## WRITTEN TASK
Look through the data for the string "既不是质数也不是合数". Copy every line where it is found.

━━━ ITEMS ━━━

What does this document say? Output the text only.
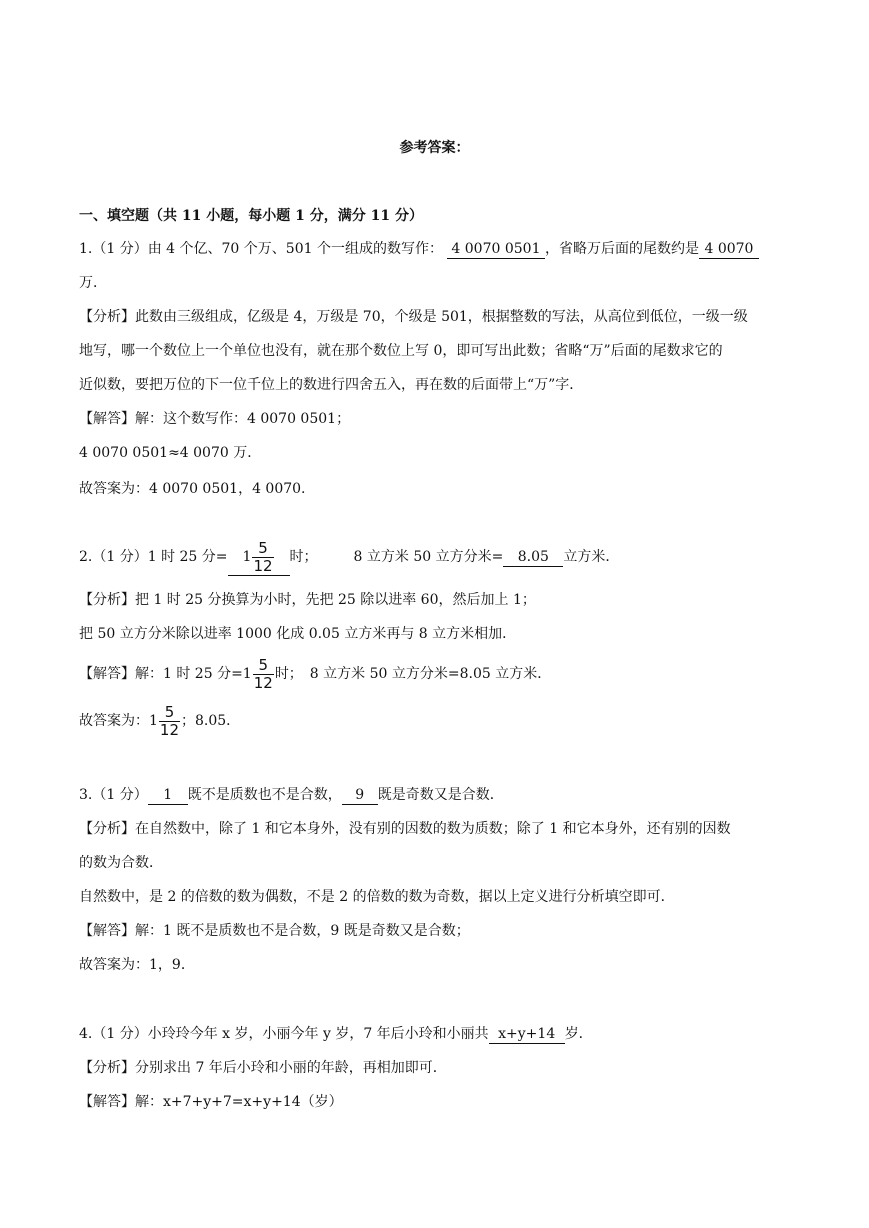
参考答案：
一、填空题（共 11 小题，每小题 1 分，满分 11 分）
1.（1 分）由 4 个亿、70 个万、501 个一组成的数写作： 4 0070 0501 ，省略万后面的尾数约是 4 0070
万．
【分析】此数由三级组成，亿级是 4，万级是 70，个级是 501，根据整数的写法，从高位到低位，一级一级
地写，哪一个数位上一个单位也没有，就在那个数位上写 0，即可写出此数；省略“万”后面的尾数求它的
近似数，要把万位的下一位千位上的数进行四舍五入，再在数的后面带上“万”字．
【解答】解：这个数写作：4 0070 0501；
4 0070 0501≈4 0070 万．
故答案为：4 0070 0501，4 0070.
2.（1 分）1 时 25 分= $1 \frac{5}{12}$ 时；	8 立方米 50 立方分米= 8.05 立方米．
【分析】把 1 时 25 分换算为小时，先把 25 除以进率 60，然后加上 1；
把 50 立方分米除以进率 1000 化成 0.05 立方米再与 8 立方米相加．
【解答】解：1 时 25 分$=1 \frac{5}{12}$ 时；　8 立方米 50 立方分米=8.05 立方米．
故答案为：$1 \frac{5}{12}$ ；8.05．
3.（1 分） 1 既不是质数也不是合数， 9 既是奇数又是合数．
【分析】在自然数中，除了 1 和它本身外，没有别的因数的数为质数；除了 1 和它本身外，还有别的因数
的数为合数．
自然数中，是 2 的倍数的数为偶数，不是 2 的倍数的数为奇数，据以上定义进行分析填空即可．
【解答】解：1 既不是质数也不是合数，9 既是奇数又是合数；
故答案为：1，9．
4.（1 分）小玲玲今年 x 岁，小丽今年 y 岁，7 年后小玲和小丽共 x+y+14 岁．
【分析】分别求出 7 年后小玲和小丽的年龄，再相加即可．
【解答】解：x+7+y+7=x+y+14（岁）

━━━

## THE ANSWER
3.（1 分） 1 既不是质数也不是合数， 9 既是奇数又是合数．
【解答】解：1 既不是质数也不是合数，9 既是奇数又是合数；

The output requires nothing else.